> [Dataset entries]:
★ ★ ★

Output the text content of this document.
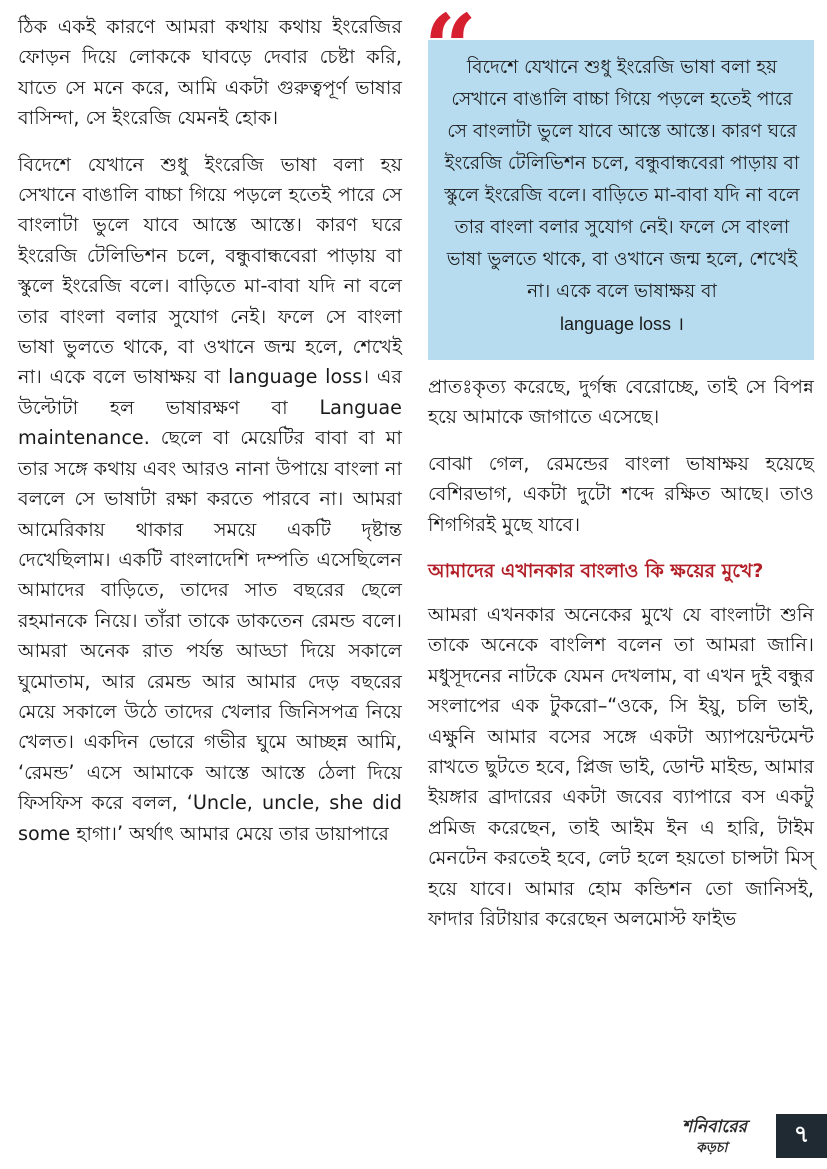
ঠিক একই কারণে আমরা কথায় কথায় ইংরেজির ফোড়ন দিয়ে লোককে ঘাবড়ে দেবার চেষ্টা করি, যাতে সে মনে করে, আমি একটা গুরুত্বপূর্ণ ভাষার বাসিন্দা, সে ইংরেজি যেমনই হোক।

বিদেশে যেখানে শুধু ইংরেজি ভাষা বলা হয় সেখানে বাঙালি বাচ্চা গিয়ে পড়লে হতেই পারে সে বাংলাটা ভুলে যাবে আস্তে আস্তে। কারণ ঘরে ইংরেজি টেলিভিশন চলে, বন্ধুবান্ধবেরা পাড়ায় বা স্কুলে ইংরেজি বলে। বাড়িতে মা-বাবা যদি না বলে তার বাংলা বলার সুযোগ নেই। ফলে সে বাংলা ভাষা ভুলতে থাকে, বা ওখানে জন্ম হলে, শেখেই না। একে বলে ভাষাক্ষয় বা language loss। এর উল্টোটা হল ভাষারক্ষণ বা Languae maintenance. ছেলে বা মেয়েটির বাবা বা মা তার সঙ্গে কথায় এবং আরও নানা উপায়ে বাংলা না বললে সে ভাষাটা রক্ষা করতে পারবে না। আমরা আমেরিকায় থাকার সময়ে একটি দৃষ্টান্ত দেখেছিলাম। একটি বাংলাদেশি দম্পতি এসেছিলেন আমাদের বাড়িতে, তাদের সাত বছরের ছেলে রহমানকে নিয়ে। তাঁরা তাকে ডাকতেন রেমন্ড বলে। আমরা অনেক রাত পর্যন্ত আড্ডা দিয়ে সকালে ঘুমোতাম, আর রেমন্ড আর আমার দেড় বছরের মেয়ে সকালে উঠে তাদের খেলার জিনিসপত্র নিয়ে খেলত। একদিন ভোরে গভীর ঘুমে আচ্ছন্ন আমি, ‘রেমন্ড’ এসে আমাকে আস্তে আস্তে ঠেলা দিয়ে ফিসফিস করে বলল, ‘Uncle, uncle, she did some হাগা।’ অর্থাৎ আমার মেয়ে তার ডায়াপারে

“

বিদেশে যেখানে শুধু ইংরেজি ভাষা বলা হয় সেখানে বাঙালি বাচ্চা গিয়ে পড়লে হতেই পারে সে বাংলাটা ভুলে যাবে আস্তে আস্তে। কারণ ঘরে ইংরেজি টেলিভিশন চলে, বন্ধুবান্ধবেরা পাড়ায় বা স্কুলে ইংরেজি বলে। বাড়িতে মা-বাবা যদি না বলে তার বাংলা বলার সুযোগ নেই। ফলে সে বাংলা ভাষা ভুলতে থাকে, বা ওখানে জন্ম হলে, শেখেই না। একে বলে ভাষাক্ষয় বা
language loss ।

প্রাতঃকৃত্য করেছে, দুর্গন্ধ বেরোচ্ছে, তাই সে বিপন্ন হয়ে আমাকে জাগাতে এসেছে।

বোঝা গেল, রেমন্ডের বাংলা ভাষাক্ষয় হয়েছে বেশিরভাগ, একটা দুটো শব্দে রক্ষিত আছে। তাও শিগগিরই মুছে যাবে।

আমাদের এখানকার বাংলাও কি ক্ষয়ের মুখে?

আমরা এখনকার অনেকের মুখে যে বাংলাটা শুনি তাকে অনেকে বাংলিশ বলেন তা আমরা জানি। মধুসূদনের নাটকে যেমন দেখলাম, বা এখন দুই বন্ধুর সংলাপের এক টুকরো–“ওকে, সি ইয়ু, চলি ভাই, এক্ষুনি আমার বসের সঙ্গে একটা অ্যাপয়েন্টমেন্ট রাখতে ছুটতে হবে, প্লিজ ভাই, ডোন্ট মাইন্ড, আমার ইয়ঙ্গার ব্রাদারের একটা জবের ব্যাপারে বস একটু প্রমিজ করেছেন, তাই আইম ইন এ হারি, টাইম মেনটেন করতেই হবে, লেট হলে হয়তো চান্সটা মিস্ হয়ে যাবে। আমার হোম কন্ডিশন তো জানিসই, ফাদার রিটায়ার করেছেন অলমোস্ট ফাইভ

শনিবারের
কড়চা	৭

★ ★ ★

> [Task]: Copy out each line exactly, without the pictures.

> [Complete response]:
Output the text content of this document.
ঠিক একই কারণে আমরা কথায় কথায় ইংরেজির ফোড়ন দিয়ে লোককে ঘাবড়ে দেবার চেষ্টা করি, যাতে সে মনে করে, আমি একটা গুরুত্বপূর্ণ ভাষার বাসিন্দা, সে ইংরেজি যেমনই হোক।

বিদেশে যেখানে শুধু ইংরেজি ভাষা বলা হয় সেখানে বাঙালি বাচ্চা গিয়ে পড়লে হতেই পারে সে বাংলাটা ভুলে যাবে আস্তে আস্তে। কারণ ঘরে ইংরেজি টেলিভিশন চলে, বন্ধুবান্ধবেরা পাড়ায় বা স্কুলে ইংরেজি বলে। বাড়িতে মা-বাবা যদি না বলে তার বাংলা বলার সুযোগ নেই। ফলে সে বাংলা ভাষা ভুলতে থাকে, বা ওখানে জন্ম হলে, শেখেই না। একে বলে ভাষাক্ষয় বা language loss। এর উল্টোটা হল ভাষারক্ষণ বা Languae maintenance. ছেলে বা মেয়েটির বাবা বা মা তার সঙ্গে কথায় এবং আরও নানা উপায়ে বাংলা না বললে সে ভাষাটা রক্ষা করতে পারবে না। আমরা আমেরিকায় থাকার সময়ে একটি দৃষ্টান্ত দেখেছিলাম। একটি বাংলাদেশি দম্পতি এসেছিলেন আমাদের বাড়িতে, তাদের সাত বছরের ছেলে রহমানকে নিয়ে। তাঁরা তাকে ডাকতেন রেমন্ড বলে। আমরা অনেক রাত পর্যন্ত আড্ডা দিয়ে সকালে ঘুমোতাম, আর রেমন্ড আর আমার দেড় বছরের মেয়ে সকালে উঠে তাদের খেলার জিনিসপত্র নিয়ে খেলত। একদিন ভোরে গভীর ঘুমে আচ্ছন্ন আমি, ‘রেমন্ড’ এসে আমাকে আস্তে আস্তে ঠেলা দিয়ে ফিসফিস করে বলল, ‘Uncle, uncle, she did some হাগা।’ অর্থাৎ আমার মেয়ে তার ডায়াপারে

“

বিদেশে যেখানে শুধু ইংরেজি ভাষা বলা হয় সেখানে বাঙালি বাচ্চা গিয়ে পড়লে হতেই পারে সে বাংলাটা ভুলে যাবে আস্তে আস্তে। কারণ ঘরে ইংরেজি টেলিভিশন চলে, বন্ধুবান্ধবেরা পাড়ায় বা স্কুলে ইংরেজি বলে। বাড়িতে মা-বাবা যদি না বলে তার বাংলা বলার সুযোগ নেই। ফলে সে বাংলা ভাষা ভুলতে থাকে, বা ওখানে জন্ম হলে, শেখেই না। একে বলে ভাষাক্ষয় বা
language loss ।

প্রাতঃকৃত্য করেছে, দুর্গন্ধ বেরোচ্ছে, তাই সে বিপন্ন হয়ে আমাকে জাগাতে এসেছে।

বোঝা গেল, রেমন্ডের বাংলা ভাষাক্ষয় হয়েছে বেশিরভাগ, একটা দুটো শব্দে রক্ষিত আছে। তাও শিগগিরই মুছে যাবে।

আমাদের এখানকার বাংলাও কি ক্ষয়ের মুখে?

আমরা এখনকার অনেকের মুখে যে বাংলাটা শুনি তাকে অনেকে বাংলিশ বলেন তা আমরা জানি। মধুসূদনের নাটকে যেমন দেখলাম, বা এখন দুই বন্ধুর সংলাপের এক টুকরো–“ওকে, সি ইয়ু, চলি ভাই, এক্ষুনি আমার বসের সঙ্গে একটা অ্যাপয়েন্টমেন্ট রাখতে ছুটতে হবে, প্লিজ ভাই, ডোন্ট মাইন্ড, আমার ইয়ঙ্গার ব্রাদারের একটা জবের ব্যাপারে বস একটু প্রমিজ করেছেন, তাই আইম ইন এ হারি, টাইম মেনটেন করতেই হবে, লেট হলে হয়তো চান্সটা মিস্ হয়ে যাবে। আমার হোম কন্ডিশন তো জানিসই, ফাদার রিটায়ার করেছেন অলমোস্ট ফাইভ

শনিবারের
কড়চা	৭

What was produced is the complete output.